Your task is to transcribe the data in full.
────
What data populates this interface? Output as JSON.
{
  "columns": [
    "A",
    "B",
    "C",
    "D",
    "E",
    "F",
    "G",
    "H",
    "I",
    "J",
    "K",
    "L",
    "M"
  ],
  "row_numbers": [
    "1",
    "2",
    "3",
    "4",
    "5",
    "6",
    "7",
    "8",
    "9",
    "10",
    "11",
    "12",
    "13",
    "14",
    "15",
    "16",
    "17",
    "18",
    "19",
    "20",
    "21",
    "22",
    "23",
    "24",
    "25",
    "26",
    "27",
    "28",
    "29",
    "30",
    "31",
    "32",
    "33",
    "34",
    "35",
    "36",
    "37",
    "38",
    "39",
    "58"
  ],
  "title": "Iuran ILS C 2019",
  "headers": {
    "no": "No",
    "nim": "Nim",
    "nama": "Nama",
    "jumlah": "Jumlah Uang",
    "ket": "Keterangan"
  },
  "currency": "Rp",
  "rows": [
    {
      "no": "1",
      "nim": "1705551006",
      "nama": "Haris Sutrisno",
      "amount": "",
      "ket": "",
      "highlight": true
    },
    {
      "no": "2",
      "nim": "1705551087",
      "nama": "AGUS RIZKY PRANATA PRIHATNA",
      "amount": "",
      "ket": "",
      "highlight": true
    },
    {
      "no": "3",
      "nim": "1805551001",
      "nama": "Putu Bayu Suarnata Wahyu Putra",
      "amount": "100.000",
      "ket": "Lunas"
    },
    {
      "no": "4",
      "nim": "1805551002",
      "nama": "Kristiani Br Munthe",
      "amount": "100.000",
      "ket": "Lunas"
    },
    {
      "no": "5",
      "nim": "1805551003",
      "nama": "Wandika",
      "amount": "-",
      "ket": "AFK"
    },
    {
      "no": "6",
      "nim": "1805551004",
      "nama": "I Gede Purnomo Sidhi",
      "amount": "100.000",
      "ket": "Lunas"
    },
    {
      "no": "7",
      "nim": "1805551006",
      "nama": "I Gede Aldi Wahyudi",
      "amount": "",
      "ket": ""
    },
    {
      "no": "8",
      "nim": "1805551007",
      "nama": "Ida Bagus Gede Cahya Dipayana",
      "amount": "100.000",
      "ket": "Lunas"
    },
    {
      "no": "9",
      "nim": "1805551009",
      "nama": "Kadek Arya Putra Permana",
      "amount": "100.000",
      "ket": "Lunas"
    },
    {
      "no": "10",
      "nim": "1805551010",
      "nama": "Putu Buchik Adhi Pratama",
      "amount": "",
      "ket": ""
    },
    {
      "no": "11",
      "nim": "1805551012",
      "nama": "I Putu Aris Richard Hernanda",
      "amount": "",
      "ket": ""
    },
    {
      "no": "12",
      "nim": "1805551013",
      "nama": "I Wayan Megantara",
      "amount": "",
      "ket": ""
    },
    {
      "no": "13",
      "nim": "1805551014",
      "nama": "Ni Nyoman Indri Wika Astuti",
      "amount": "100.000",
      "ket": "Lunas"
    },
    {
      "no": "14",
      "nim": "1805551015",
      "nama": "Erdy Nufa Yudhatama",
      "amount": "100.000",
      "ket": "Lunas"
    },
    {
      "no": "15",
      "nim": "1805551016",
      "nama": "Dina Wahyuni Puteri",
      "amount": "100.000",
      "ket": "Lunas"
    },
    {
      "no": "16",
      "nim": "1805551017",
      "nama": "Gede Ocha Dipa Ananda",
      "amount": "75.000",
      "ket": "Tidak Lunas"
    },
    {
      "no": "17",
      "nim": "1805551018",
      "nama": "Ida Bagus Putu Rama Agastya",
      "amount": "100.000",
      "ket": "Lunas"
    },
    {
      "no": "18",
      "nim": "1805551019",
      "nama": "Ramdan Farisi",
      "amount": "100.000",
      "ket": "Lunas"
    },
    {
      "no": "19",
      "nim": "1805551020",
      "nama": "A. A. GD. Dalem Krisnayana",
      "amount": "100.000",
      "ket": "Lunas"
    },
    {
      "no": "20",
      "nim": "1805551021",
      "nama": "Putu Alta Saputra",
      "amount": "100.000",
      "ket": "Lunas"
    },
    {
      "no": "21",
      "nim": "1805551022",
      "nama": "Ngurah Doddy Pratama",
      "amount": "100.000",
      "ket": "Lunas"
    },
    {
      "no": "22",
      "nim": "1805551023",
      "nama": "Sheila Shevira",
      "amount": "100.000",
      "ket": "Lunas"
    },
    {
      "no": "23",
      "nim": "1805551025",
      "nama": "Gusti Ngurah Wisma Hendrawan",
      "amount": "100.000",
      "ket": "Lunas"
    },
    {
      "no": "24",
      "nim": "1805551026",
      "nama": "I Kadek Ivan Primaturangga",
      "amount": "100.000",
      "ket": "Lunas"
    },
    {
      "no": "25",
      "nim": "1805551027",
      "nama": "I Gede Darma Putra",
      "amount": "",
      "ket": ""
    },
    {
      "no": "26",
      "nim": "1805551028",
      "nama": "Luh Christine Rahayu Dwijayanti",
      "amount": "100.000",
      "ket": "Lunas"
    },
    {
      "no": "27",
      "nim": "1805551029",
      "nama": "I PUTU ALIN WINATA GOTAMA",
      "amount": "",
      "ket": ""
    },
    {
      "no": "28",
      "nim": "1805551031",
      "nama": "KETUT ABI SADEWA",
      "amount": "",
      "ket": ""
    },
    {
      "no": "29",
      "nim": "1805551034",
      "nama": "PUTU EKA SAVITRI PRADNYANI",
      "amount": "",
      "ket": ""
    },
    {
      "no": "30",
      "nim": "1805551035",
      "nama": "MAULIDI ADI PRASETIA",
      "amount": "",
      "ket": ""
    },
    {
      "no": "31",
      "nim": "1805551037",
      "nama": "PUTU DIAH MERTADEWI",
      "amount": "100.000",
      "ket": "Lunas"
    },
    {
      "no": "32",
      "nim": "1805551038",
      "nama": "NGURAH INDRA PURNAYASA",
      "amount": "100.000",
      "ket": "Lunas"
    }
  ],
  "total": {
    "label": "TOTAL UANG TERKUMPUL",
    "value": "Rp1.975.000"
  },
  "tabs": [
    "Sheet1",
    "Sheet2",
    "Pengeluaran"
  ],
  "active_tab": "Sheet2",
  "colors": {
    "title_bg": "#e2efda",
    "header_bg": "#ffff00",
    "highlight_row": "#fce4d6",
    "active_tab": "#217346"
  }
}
────
**Solution to the problem**
What data populates this interface? Output as JSON.
{
  "columns": [
    "A",
    "B",
    "C",
    "D",
    "E",
    "F",
    "G",
    "H",
    "I",
    "J",
    "K",
    "L",
    "M"
  ],
  "row_numbers": [
    "1",
    "2",
    "3",
    "4",
    "5",
    "6",
    "7",
    "8",
    "9",
    "10",
    "11",
    "12",
    "13",
    "14",
    "15",
    "16",
    "17",
    "18",
    "19",
    "20",
    "21",
    "22",
    "23",
    "24",
    "25",
    "26",
    "27",
    "28",
    "29",
    "30",
    "31",
    "32",
    "33",
    "34",
    "35",
    "36",
    "37",
    "38",
    "39",
    "58"
  ],
  "title": "Iuran ILS C 2019",
  "headers": {
    "no": "No",
    "nim": "Nim",
    "nama": "Nama",
    "jumlah": "Jumlah Uang",
    "ket": "Keterangan"
  },
  "currency": "Rp",
  "rows": [
    {
      "no": "1",
      "nim": "1705551006",
      "nama": "Haris Sutrisno",
      "amount": "",
      "ket": "",
      "highlight": true
    },
    {
      "no": "2",
      "nim": "1705551087",
      "nama": "AGUS RIZKY PRANATA PRIHATNA",
      "amount": "",
      "ket": "",
      "highlight": true
    },
    {
      "no": "3",
      "nim": "1805551001",
      "nama": "Putu Bayu Suarnata Wahyu Putra",
      "amount": "100.000",
      "ket": "Lunas"
    },
    {
      "no": "4",
      "nim": "1805551002",
      "nama": "Kristiani Br Munthe",
      "amount": "100.000",
      "ket": "Lunas"
    },
    {
      "no": "5",
      "nim": "1805551003",
      "nama": "Wandika",
      "amount": "-",
      "ket": "AFK"
    },
    {
      "no": "6",
      "nim": "1805551004",
      "nama": "I Gede Purnomo Sidhi",
      "amount": "100.000",
      "ket": "Lunas"
    },
    {
      "no": "7",
      "nim": "1805551006",
      "nama": "I Gede Aldi Wahyudi",
      "amount": "",
      "ket": ""
    },
    {
      "no": "8",
      "nim": "1805551007",
      "nama": "Ida Bagus Gede Cahya Dipayana",
      "amount": "100.000",
      "ket": "Lunas"
    },
    {
      "no": "9",
      "nim": "1805551009",
      "nama": "Kadek Arya Putra Permana",
      "amount": "100.000",
      "ket": "Lunas"
    },
    {
      "no": "10",
      "nim": "1805551010",
      "nama": "Putu Buchik Adhi Pratama",
      "amount": "",
      "ket": ""
    },
    {
      "no": "11",
      "nim": "1805551012",
      "nama": "I Putu Aris Richard Hernanda",
      "amount": "",
      "ket": ""
    },
    {
      "no": "12",
      "nim": "1805551013",
      "nama": "I Wayan Megantara",
      "amount": "",
      "ket": ""
    },
    {
      "no": "13",
      "nim": "1805551014",
      "nama": "Ni Nyoman Indri Wika Astuti",
      "amount": "100.000",
      "ket": "Lunas"
    },
    {
      "no": "14",
      "nim": "1805551015",
      "nama": "Erdy Nufa Yudhatama",
      "amount": "100.000",
      "ket": "Lunas"
    },
    {
      "no": "15",
      "nim": "1805551016",
      "nama": "Dina Wahyuni Puteri",
      "amount": "100.000",
      "ket": "Lunas"
    },
    {
      "no": "16",
      "nim": "1805551017",
      "nama": "Gede Ocha Dipa Ananda",
      "amount": "75.000",
      "ket": "Tidak Lunas"
    },
    {
      "no": "17",
      "nim": "1805551018",
      "nama": "Ida Bagus Putu Rama Agastya",
      "amount": "100.000",
      "ket": "Lunas"
    },
    {
      "no": "18",
      "nim": "1805551019",
      "nama": "Ramdan Farisi",
      "amount": "100.000",
      "ket": "Lunas"
    },
    {
      "no": "19",
      "nim": "1805551020",
      "nama": "A. A. GD. Dalem Krisnayana",
      "amount": "100.000",
      "ket": "Lunas"
    },
    {
      "no": "20",
      "nim": "1805551021",
      "nama": "Putu Alta Saputra",
      "amount": "100.000",
      "ket": "Lunas"
    },
    {
      "no": "21",
      "nim": "1805551022",
      "nama": "Ngurah Doddy Pratama",
      "amount": "100.000",
      "ket": "Lunas"
    },
    {
      "no": "22",
      "nim": "1805551023",
      "nama": "Sheila Shevira",
      "amount": "100.000",
      "ket": "Lunas"
    },
    {
      "no": "23",
      "nim": "1805551025",
      "nama": "Gusti Ngurah Wisma Hendrawan",
      "amount": "100.000",
      "ket": "Lunas"
    },
    {
      "no": "24",
      "nim": "1805551026",
      "nama": "I Kadek Ivan Primaturangga",
      "amount": "100.000",
      "ket": "Lunas"
    },
    {
      "no": "25",
      "nim": "1805551027",
      "nama": "I Gede Darma Putra",
      "amount": "",
      "ket": ""
    },
    {
      "no": "26",
      "nim": "1805551028",
      "nama": "Luh Christine Rahayu Dwijayanti",
      "amount": "100.000",
      "ket": "Lunas"
    },
    {
      "no": "27",
      "nim": "1805551029",
      "nama": "I PUTU ALIN WINATA GOTAMA",
      "amount": "",
      "ket": ""
    },
    {
      "no": "28",
      "nim": "1805551031",
      "nama": "KETUT ABI SADEWA",
      "amount": "",
      "ket": ""
    },
    {
      "no": "29",
      "nim": "1805551034",
      "nama": "PUTU EKA SAVITRI PRADNYANI",
      "amount": "",
      "ket": ""
    },
    {
      "no": "30",
      "nim": "1805551035",
      "nama": "MAULIDI ADI PRASETIA",
      "amount": "",
      "ket": ""
    },
    {
      "no": "31",
      "nim": "1805551037",
      "nama": "PUTU DIAH MERTADEWI",
      "amount": "100.000",
      "ket": "Lunas"
    },
    {
      "no": "32",
      "nim": "1805551038",
      "nama": "NGURAH INDRA PURNAYASA",
      "amount": "100.000",
      "ket": "Lunas"
    }
  ],
  "total": {
    "label": "TOTAL UANG TERKUMPUL",
    "value": "Rp1.975.000"
  },
  "tabs": [
    "Sheet1",
    "Sheet2",
    "Pengeluaran"
  ],
  "active_tab": "Sheet2",
  "colors": {
    "title_bg": "#e2efda",
    "header_bg": "#ffff00",
    "highlight_row": "#fce4d6",
    "active_tab": "#217346"
  }
}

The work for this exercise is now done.